Records excerpted from a collection:
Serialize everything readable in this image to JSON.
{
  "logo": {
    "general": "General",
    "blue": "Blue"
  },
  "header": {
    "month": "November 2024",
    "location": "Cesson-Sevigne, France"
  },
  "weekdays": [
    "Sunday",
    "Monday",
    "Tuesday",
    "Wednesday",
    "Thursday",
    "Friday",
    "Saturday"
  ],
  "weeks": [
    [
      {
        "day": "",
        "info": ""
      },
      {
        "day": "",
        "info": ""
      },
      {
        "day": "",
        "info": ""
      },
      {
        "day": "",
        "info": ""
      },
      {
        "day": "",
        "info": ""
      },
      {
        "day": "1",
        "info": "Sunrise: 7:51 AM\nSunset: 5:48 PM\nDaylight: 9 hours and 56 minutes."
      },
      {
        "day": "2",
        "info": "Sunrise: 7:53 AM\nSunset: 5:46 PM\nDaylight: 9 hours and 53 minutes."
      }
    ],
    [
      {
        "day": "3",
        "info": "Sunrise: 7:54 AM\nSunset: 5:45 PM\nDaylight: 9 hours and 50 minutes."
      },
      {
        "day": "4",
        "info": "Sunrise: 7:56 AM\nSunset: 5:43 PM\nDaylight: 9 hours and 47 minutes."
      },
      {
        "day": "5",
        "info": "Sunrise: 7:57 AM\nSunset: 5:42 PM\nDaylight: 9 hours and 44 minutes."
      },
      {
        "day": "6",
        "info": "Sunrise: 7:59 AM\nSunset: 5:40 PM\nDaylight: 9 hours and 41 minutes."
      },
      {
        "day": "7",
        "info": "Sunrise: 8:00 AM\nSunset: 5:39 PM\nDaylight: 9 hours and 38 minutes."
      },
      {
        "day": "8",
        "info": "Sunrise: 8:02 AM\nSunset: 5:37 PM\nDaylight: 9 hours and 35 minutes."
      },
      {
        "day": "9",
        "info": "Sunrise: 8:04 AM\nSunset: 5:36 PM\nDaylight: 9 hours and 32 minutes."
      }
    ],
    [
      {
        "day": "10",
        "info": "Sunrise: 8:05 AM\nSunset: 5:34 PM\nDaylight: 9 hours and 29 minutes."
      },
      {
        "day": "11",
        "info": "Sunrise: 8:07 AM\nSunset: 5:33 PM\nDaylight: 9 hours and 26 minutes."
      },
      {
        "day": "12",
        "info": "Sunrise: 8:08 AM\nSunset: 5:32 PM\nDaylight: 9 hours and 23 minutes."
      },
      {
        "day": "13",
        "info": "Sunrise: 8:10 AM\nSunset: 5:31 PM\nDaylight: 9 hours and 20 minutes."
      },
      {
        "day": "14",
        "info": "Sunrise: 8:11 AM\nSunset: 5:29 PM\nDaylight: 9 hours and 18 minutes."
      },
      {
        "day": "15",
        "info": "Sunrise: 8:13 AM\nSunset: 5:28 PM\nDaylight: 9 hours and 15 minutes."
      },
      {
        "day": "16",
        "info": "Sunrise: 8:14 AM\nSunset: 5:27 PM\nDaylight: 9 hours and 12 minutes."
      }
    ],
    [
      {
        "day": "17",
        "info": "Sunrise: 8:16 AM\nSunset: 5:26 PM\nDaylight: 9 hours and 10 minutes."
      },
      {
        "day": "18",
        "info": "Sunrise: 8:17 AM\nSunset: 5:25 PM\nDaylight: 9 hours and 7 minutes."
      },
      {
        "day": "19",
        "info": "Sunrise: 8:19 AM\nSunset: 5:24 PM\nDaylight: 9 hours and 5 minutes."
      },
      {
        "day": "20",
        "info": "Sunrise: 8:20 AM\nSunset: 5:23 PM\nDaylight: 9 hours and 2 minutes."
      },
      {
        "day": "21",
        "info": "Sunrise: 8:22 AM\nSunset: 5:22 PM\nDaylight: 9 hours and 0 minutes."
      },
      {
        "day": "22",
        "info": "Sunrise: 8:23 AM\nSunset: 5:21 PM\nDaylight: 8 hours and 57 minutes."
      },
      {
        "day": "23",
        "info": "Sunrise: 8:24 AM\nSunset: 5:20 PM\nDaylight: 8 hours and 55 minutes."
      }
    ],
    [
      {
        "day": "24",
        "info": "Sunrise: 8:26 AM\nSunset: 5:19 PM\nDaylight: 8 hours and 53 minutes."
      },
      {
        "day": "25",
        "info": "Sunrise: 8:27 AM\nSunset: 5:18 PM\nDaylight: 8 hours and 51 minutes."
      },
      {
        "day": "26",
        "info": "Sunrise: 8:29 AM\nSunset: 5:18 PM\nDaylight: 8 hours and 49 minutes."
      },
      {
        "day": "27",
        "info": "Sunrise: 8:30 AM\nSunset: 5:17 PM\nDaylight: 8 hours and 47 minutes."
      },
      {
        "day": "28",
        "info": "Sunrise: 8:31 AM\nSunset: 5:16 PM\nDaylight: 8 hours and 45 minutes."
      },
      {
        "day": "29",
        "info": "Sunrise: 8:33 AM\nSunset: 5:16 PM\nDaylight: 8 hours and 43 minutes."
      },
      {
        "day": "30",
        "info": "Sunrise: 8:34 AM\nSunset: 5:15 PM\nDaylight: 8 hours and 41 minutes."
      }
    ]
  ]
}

__WHAT THE TASK REQUIRES__
Repeat the data precisely, reproducing every entry.

__REPLY__
Serialize everything readable in this image to JSON.
{
  "logo": {
    "general": "General",
    "blue": "Blue"
  },
  "header": {
    "month": "November 2024",
    "location": "Cesson-Sevigne, France"
  },
  "weekdays": [
    "Sunday",
    "Monday",
    "Tuesday",
    "Wednesday",
    "Thursday",
    "Friday",
    "Saturday"
  ],
  "weeks": [
    [
      {
        "day": "",
        "info": ""
      },
      {
        "day": "",
        "info": ""
      },
      {
        "day": "",
        "info": ""
      },
      {
        "day": "",
        "info": ""
      },
      {
        "day": "",
        "info": ""
      },
      {
        "day": "1",
        "info": "Sunrise: 7:51 AM\nSunset: 5:48 PM\nDaylight: 9 hours and 56 minutes."
      },
      {
        "day": "2",
        "info": "Sunrise: 7:53 AM\nSunset: 5:46 PM\nDaylight: 9 hours and 53 minutes."
      }
    ],
    [
      {
        "day": "3",
        "info": "Sunrise: 7:54 AM\nSunset: 5:45 PM\nDaylight: 9 hours and 50 minutes."
      },
      {
        "day": "4",
        "info": "Sunrise: 7:56 AM\nSunset: 5:43 PM\nDaylight: 9 hours and 47 minutes."
      },
      {
        "day": "5",
        "info": "Sunrise: 7:57 AM\nSunset: 5:42 PM\nDaylight: 9 hours and 44 minutes."
      },
      {
        "day": "6",
        "info": "Sunrise: 7:59 AM\nSunset: 5:40 PM\nDaylight: 9 hours and 41 minutes."
      },
      {
        "day": "7",
        "info": "Sunrise: 8:00 AM\nSunset: 5:39 PM\nDaylight: 9 hours and 38 minutes."
      },
      {
        "day": "8",
        "info": "Sunrise: 8:02 AM\nSunset: 5:37 PM\nDaylight: 9 hours and 35 minutes."
      },
      {
        "day": "9",
        "info": "Sunrise: 8:04 AM\nSunset: 5:36 PM\nDaylight: 9 hours and 32 minutes."
      }
    ],
    [
      {
        "day": "10",
        "info": "Sunrise: 8:05 AM\nSunset: 5:34 PM\nDaylight: 9 hours and 29 minutes."
      },
      {
        "day": "11",
        "info": "Sunrise: 8:07 AM\nSunset: 5:33 PM\nDaylight: 9 hours and 26 minutes."
      },
      {
        "day": "12",
        "info": "Sunrise: 8:08 AM\nSunset: 5:32 PM\nDaylight: 9 hours and 23 minutes."
      },
      {
        "day": "13",
        "info": "Sunrise: 8:10 AM\nSunset: 5:31 PM\nDaylight: 9 hours and 20 minutes."
      },
      {
        "day": "14",
        "info": "Sunrise: 8:11 AM\nSunset: 5:29 PM\nDaylight: 9 hours and 18 minutes."
      },
      {
        "day": "15",
        "info": "Sunrise: 8:13 AM\nSunset: 5:28 PM\nDaylight: 9 hours and 15 minutes."
      },
      {
        "day": "16",
        "info": "Sunrise: 8:14 AM\nSunset: 5:27 PM\nDaylight: 9 hours and 12 minutes."
      }
    ],
    [
      {
        "day": "17",
        "info": "Sunrise: 8:16 AM\nSunset: 5:26 PM\nDaylight: 9 hours and 10 minutes."
      },
      {
        "day": "18",
        "info": "Sunrise: 8:17 AM\nSunset: 5:25 PM\nDaylight: 9 hours and 7 minutes."
      },
      {
        "day": "19",
        "info": "Sunrise: 8:19 AM\nSunset: 5:24 PM\nDaylight: 9 hours and 5 minutes."
      },
      {
        "day": "20",
        "info": "Sunrise: 8:20 AM\nSunset: 5:23 PM\nDaylight: 9 hours and 2 minutes."
      },
      {
        "day": "21",
        "info": "Sunrise: 8:22 AM\nSunset: 5:22 PM\nDaylight: 9 hours and 0 minutes."
      },
      {
        "day": "22",
        "info": "Sunrise: 8:23 AM\nSunset: 5:21 PM\nDaylight: 8 hours and 57 minutes."
      },
      {
        "day": "23",
        "info": "Sunrise: 8:24 AM\nSunset: 5:20 PM\nDaylight: 8 hours and 55 minutes."
      }
    ],
    [
      {
        "day": "24",
        "info": "Sunrise: 8:26 AM\nSunset: 5:19 PM\nDaylight: 8 hours and 53 minutes."
      },
      {
        "day": "25",
        "info": "Sunrise: 8:27 AM\nSunset: 5:18 PM\nDaylight: 8 hours and 51 minutes."
      },
      {
        "day": "26",
        "info": "Sunrise: 8:29 AM\nSunset: 5:18 PM\nDaylight: 8 hours and 49 minutes."
      },
      {
        "day": "27",
        "info": "Sunrise: 8:30 AM\nSunset: 5:17 PM\nDaylight: 8 hours and 47 minutes."
      },
      {
        "day": "28",
        "info": "Sunrise: 8:31 AM\nSunset: 5:16 PM\nDaylight: 8 hours and 45 minutes."
      },
      {
        "day": "29",
        "info": "Sunrise: 8:33 AM\nSunset: 5:16 PM\nDaylight: 8 hours and 43 minutes."
      },
      {
        "day": "30",
        "info": "Sunrise: 8:34 AM\nSunset: 5:15 PM\nDaylight: 8 hours and 41 minutes."
      }
    ]
  ]
}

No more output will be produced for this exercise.